==== Exercise material

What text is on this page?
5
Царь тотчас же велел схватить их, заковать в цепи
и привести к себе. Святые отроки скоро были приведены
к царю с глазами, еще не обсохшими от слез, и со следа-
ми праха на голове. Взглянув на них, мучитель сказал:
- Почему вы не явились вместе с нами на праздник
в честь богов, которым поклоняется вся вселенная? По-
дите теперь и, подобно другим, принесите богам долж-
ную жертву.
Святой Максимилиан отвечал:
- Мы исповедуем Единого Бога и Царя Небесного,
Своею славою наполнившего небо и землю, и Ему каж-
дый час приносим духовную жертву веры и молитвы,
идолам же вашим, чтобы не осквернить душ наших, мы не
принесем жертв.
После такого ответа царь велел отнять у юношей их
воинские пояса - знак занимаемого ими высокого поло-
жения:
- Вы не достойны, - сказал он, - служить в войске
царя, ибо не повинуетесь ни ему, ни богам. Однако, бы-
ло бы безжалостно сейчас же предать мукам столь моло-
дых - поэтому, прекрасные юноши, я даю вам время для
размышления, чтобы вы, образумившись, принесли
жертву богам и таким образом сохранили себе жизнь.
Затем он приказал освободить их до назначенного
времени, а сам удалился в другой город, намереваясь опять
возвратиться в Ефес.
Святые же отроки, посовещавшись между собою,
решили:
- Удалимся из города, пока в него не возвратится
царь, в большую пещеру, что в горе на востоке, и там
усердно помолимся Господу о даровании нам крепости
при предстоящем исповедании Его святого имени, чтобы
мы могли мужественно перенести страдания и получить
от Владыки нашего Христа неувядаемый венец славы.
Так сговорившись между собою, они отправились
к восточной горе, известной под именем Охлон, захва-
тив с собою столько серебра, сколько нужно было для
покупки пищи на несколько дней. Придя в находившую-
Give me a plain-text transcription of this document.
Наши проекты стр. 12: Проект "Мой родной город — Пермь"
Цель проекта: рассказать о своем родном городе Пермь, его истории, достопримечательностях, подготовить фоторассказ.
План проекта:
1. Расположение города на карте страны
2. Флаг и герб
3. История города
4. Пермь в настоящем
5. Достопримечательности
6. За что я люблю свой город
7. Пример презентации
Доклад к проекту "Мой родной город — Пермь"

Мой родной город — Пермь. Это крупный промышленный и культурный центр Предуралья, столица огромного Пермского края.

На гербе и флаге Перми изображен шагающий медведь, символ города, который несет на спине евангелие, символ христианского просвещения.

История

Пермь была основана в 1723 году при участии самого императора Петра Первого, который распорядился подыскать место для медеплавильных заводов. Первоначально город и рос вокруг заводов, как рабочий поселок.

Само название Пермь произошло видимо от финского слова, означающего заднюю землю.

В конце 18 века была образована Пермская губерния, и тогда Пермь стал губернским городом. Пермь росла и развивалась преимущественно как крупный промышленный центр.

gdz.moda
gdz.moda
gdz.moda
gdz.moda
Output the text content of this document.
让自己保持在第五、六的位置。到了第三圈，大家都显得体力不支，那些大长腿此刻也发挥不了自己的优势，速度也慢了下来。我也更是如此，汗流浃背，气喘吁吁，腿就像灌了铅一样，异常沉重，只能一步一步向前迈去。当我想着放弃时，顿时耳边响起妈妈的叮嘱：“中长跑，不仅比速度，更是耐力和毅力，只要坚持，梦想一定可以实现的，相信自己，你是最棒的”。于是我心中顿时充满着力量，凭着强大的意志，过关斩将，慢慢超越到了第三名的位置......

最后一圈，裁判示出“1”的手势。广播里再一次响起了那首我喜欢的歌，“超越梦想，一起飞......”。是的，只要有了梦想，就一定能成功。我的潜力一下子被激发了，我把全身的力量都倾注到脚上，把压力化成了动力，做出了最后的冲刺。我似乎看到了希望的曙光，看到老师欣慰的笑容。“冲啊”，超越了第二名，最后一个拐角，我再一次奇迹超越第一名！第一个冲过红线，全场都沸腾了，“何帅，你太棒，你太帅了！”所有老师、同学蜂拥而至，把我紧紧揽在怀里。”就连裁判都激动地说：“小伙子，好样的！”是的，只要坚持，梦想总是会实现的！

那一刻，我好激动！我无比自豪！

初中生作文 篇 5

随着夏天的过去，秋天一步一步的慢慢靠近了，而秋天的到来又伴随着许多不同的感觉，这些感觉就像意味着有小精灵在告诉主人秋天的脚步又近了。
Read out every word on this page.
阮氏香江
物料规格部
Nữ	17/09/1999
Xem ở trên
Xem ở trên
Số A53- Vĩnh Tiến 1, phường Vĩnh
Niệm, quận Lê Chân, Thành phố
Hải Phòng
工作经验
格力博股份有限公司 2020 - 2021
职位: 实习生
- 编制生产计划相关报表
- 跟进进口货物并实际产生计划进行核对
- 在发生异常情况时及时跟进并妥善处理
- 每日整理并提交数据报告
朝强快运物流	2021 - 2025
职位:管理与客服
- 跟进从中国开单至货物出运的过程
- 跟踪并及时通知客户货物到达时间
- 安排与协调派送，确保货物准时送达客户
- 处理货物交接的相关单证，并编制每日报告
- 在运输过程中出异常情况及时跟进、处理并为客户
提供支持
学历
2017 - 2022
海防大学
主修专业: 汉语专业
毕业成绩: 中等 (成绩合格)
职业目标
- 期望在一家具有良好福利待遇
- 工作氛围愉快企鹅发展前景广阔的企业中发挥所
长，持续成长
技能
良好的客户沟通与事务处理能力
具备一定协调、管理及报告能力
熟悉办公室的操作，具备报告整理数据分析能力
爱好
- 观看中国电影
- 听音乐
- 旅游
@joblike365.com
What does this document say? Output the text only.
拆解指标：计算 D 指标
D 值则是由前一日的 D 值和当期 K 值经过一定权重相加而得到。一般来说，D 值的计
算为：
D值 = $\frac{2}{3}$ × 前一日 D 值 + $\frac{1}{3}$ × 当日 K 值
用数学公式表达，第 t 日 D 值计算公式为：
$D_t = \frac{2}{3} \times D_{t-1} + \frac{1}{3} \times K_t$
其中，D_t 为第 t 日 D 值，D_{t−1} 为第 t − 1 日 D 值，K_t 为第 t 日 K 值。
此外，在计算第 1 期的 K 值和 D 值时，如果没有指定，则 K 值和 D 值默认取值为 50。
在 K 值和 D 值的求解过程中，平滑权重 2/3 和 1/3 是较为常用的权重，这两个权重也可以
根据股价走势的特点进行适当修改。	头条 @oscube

========

### Aim of the exercise
Return the full listing, character for character.

### Final answer
What text is on this page?
5
Царь тотчас же велел схватить их, заковать в цепи
и привести к себе. Святые отроки скоро были приведены
к царю с глазами, еще не обсохшими от слез, и со следа-
ми праха на голове. Взглянув на них, мучитель сказал:
- Почему вы не явились вместе с нами на праздник
в честь богов, которым поклоняется вся вселенная? По-
дите теперь и, подобно другим, принесите богам долж-
ную жертву.
Святой Максимилиан отвечал:
- Мы исповедуем Единого Бога и Царя Небесного,
Своею славою наполнившего небо и землю, и Ему каж-
дый час приносим духовную жертву веры и молитвы,
идолам же вашим, чтобы не осквернить душ наших, мы не
принесем жертв.
После такого ответа царь велел отнять у юношей их
воинские пояса - знак занимаемого ими высокого поло-
жения:
- Вы не достойны, - сказал он, - служить в войске
царя, ибо не повинуетесь ни ему, ни богам. Однако, бы-
ло бы безжалостно сейчас же предать мукам столь моло-
дых - поэтому, прекрасные юноши, я даю вам время для
размышления, чтобы вы, образумившись, принесли
жертву богам и таким образом сохранили себе жизнь.
Затем он приказал освободить их до назначенного
времени, а сам удалился в другой город, намереваясь опять
возвратиться в Ефес.
Святые же отроки, посовещавшись между собою,
решили:
- Удалимся из города, пока в него не возвратится
царь, в большую пещеру, что в горе на востоке, и там
усердно помолимся Господу о даровании нам крепости
при предстоящем исповедании Его святого имени, чтобы
мы могли мужественно перенести страдания и получить
от Владыки нашего Христа неувядаемый венец славы.
Так сговорившись между собою, они отправились
к восточной горе, известной под именем Охлон, захва-
тив с собою столько серебра, сколько нужно было для
покупки пищи на несколько дней. Придя в находившую-
Give me a plain-text transcription of this document.
Наши проекты стр. 12: Проект "Мой родной город — Пермь"
Цель проекта: рассказать о своем родном городе Пермь, его истории, достопримечательностях, подготовить фоторассказ.
План проекта:
1. Расположение города на карте страны
2. Флаг и герб
3. История города
4. Пермь в настоящем
5. Достопримечательности
6. За что я люблю свой город
7. Пример презентации
Доклад к проекту "Мой родной город — Пермь"

Мой родной город — Пермь. Это крупный промышленный и культурный центр Предуралья, столица огромного Пермского края.

На гербе и флаге Перми изображен шагающий медведь, символ города, который несет на спине евангелие, символ христианского просвещения.

История

Пермь была основана в 1723 году при участии самого императора Петра Первого, который распорядился подыскать место для медеплавильных заводов. Первоначально город и рос вокруг заводов, как рабочий поселок.

Само название Пермь произошло видимо от финского слова, означающего заднюю землю.

В конце 18 века была образована Пермская губерния, и тогда Пермь стал губернским городом. Пермь росла и развивалась преимущественно как крупный промышленный центр.

gdz.moda
gdz.moda
gdz.moda
gdz.moda
Output the text content of this document.
让自己保持在第五、六的位置。到了第三圈，大家都显得体力不支，那些大长腿此刻也发挥不了自己的优势，速度也慢了下来。我也更是如此，汗流浃背，气喘吁吁，腿就像灌了铅一样，异常沉重，只能一步一步向前迈去。当我想着放弃时，顿时耳边响起妈妈的叮嘱：“中长跑，不仅比速度，更是耐力和毅力，只要坚持，梦想一定可以实现的，相信自己，你是最棒的”。于是我心中顿时充满着力量，凭着强大的意志，过关斩将，慢慢超越到了第三名的位置......

最后一圈，裁判示出“1”的手势。广播里再一次响起了那首我喜欢的歌，“超越梦想，一起飞......”。是的，只要有了梦想，就一定能成功。我的潜力一下子被激发了，我把全身的力量都倾注到脚上，把压力化成了动力，做出了最后的冲刺。我似乎看到了希望的曙光，看到老师欣慰的笑容。“冲啊”，超越了第二名，最后一个拐角，我再一次奇迹超越第一名！第一个冲过红线，全场都沸腾了，“何帅，你太棒，你太帅了！”所有老师、同学蜂拥而至，把我紧紧揽在怀里。”就连裁判都激动地说：“小伙子，好样的！”是的，只要坚持，梦想总是会实现的！

那一刻，我好激动！我无比自豪！

初中生作文 篇 5

随着夏天的过去，秋天一步一步的慢慢靠近了，而秋天的到来又伴随着许多不同的感觉，这些感觉就像意味着有小精灵在告诉主人秋天的脚步又近了。
Read out every word on this page.
阮氏香江
物料规格部
Nữ	17/09/1999
Xem ở trên
Xem ở trên
Số A53- Vĩnh Tiến 1, phường Vĩnh
Niệm, quận Lê Chân, Thành phố
Hải Phòng
工作经验
格力博股份有限公司 2020 - 2021
职位: 实习生
- 编制生产计划相关报表
- 跟进进口货物并实际产生计划进行核对
- 在发生异常情况时及时跟进并妥善处理
- 每日整理并提交数据报告
朝强快运物流	2021 - 2025
职位:管理与客服
- 跟进从中国开单至货物出运的过程
- 跟踪并及时通知客户货物到达时间
- 安排与协调派送，确保货物准时送达客户
- 处理货物交接的相关单证，并编制每日报告
- 在运输过程中出异常情况及时跟进、处理并为客户
提供支持
学历
2017 - 2022
海防大学
主修专业: 汉语专业
毕业成绩: 中等 (成绩合格)
职业目标
- 期望在一家具有良好福利待遇
- 工作氛围愉快企鹅发展前景广阔的企业中发挥所
长，持续成长
技能
良好的客户沟通与事务处理能力
具备一定协调、管理及报告能力
熟悉办公室的操作，具备报告整理数据分析能力
爱好
- 观看中国电影
- 听音乐
- 旅游
@joblike365.com
What does this document say? Output the text only.
拆解指标：计算 D 指标
D 值则是由前一日的 D 值和当期 K 值经过一定权重相加而得到。一般来说，D 值的计
算为：
D值 = $\frac{2}{3}$ × 前一日 D 值 + $\frac{1}{3}$ × 当日 K 值
用数学公式表达，第 t 日 D 值计算公式为：
$D_t = \frac{2}{3} \times D_{t-1} + \frac{1}{3} \times K_t$
其中，D_t 为第 t 日 D 值，D_{t−1} 为第 t − 1 日 D 值，K_t 为第 t 日 K 值。
此外，在计算第 1 期的 K 值和 D 值时，如果没有指定，则 K 值和 D 值默认取值为 50。
在 K 值和 D 值的求解过程中，平滑权重 2/3 和 1/3 是较为常用的权重，这两个权重也可以
根据股价走势的特点进行适当修改。	头条 @oscube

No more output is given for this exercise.